───── Extract to read
But supporters like the idea of a funding institution that can, at least in theory, transcend local budgets, political turf wars, and election cycles. Some compare the Infrastructure Bank concept to the Federal Deposit Insurance Corporation and its role in retail banking. For giant electric, water and rail projects that take decades to construct and cross many state boundaries, this may be just the way to leverage the private capital necessary to keep the country’s infrastructure from falling apart.

  • As to passenger trains (any speed), Grab your wallet! They all lose money and require subsidies forever. A politician’s dream, and citizen’s nightmare.

    Dave

  • Mark Walker

    I’d grab my wallet but the highway lobby grabbed it faster.

  • TheDude

    Dave,

    You realize all highways lose money too right? In fact they lose a lot more money.

  • momos

    Dave,

    Actually, you’re completely wrong.
──────────
───── Data supplied
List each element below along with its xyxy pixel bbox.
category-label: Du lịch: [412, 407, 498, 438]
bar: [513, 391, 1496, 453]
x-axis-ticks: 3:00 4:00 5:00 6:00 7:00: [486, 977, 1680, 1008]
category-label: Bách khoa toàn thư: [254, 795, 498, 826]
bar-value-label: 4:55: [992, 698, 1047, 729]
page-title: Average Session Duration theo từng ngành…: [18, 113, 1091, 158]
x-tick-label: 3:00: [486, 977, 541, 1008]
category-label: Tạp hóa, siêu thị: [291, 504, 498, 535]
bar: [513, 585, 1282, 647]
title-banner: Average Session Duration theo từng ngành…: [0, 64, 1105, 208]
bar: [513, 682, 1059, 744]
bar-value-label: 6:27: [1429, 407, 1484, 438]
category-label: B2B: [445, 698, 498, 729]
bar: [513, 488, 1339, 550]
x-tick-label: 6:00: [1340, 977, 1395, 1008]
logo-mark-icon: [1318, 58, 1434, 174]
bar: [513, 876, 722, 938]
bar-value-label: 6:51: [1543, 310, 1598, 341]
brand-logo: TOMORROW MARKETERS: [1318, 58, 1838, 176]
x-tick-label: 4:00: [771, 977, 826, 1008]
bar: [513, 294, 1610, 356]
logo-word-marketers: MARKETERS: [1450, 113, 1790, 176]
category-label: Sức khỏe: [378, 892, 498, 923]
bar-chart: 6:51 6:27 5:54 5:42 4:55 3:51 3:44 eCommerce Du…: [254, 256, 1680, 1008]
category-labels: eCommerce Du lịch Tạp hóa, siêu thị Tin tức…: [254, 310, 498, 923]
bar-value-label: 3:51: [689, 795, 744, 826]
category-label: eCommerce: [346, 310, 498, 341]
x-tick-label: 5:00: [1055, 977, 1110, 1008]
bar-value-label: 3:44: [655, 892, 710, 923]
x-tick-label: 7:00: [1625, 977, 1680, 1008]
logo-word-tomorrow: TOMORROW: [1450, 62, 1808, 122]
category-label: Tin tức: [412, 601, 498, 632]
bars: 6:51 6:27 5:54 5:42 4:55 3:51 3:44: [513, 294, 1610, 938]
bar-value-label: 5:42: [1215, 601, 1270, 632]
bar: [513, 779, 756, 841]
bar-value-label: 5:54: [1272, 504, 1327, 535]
──────────
§ **Exercise**: Carry on the discussion of an infrastructure bank and passenger rail from the point where it stops. Nothing in the listing is needed here.

§ **Exercise output**:
    France’s SNCF makes bucketfulls on its high speed trunk lines. EuroTunnel, the operator of the EuroStar London-Paris, makes tens of millions and has private share holders like any commercial airline listed on a stock exchange. Nearly even high-speed line in the world makes a profit.

    Even Amtrak, the weakest rail service provider in the developed world, makes money on its third-world quality North East Corridor trains. In fact, one of the problems for the North East Corridor is that Amtrak uses NEC profits to subsidize the rest of its system rather than targeting those profits to improve service in the NEC.

  • Bolwerk

    Dave: that’s simply not true. Just because Americans embraced the saloon “socialist” model for public spending on infrastructure doesn’t mean that all rail (or road, which follows a similar model) projects are bad. Even the quasi-HSR Acela Express service nets a profit. In Europe profitable HSR, at least after capital expenses, is the norm. It’s not unusual for urban transit to cover much of its own operating expenses either – which means it does a hell of a lot better than the American road system.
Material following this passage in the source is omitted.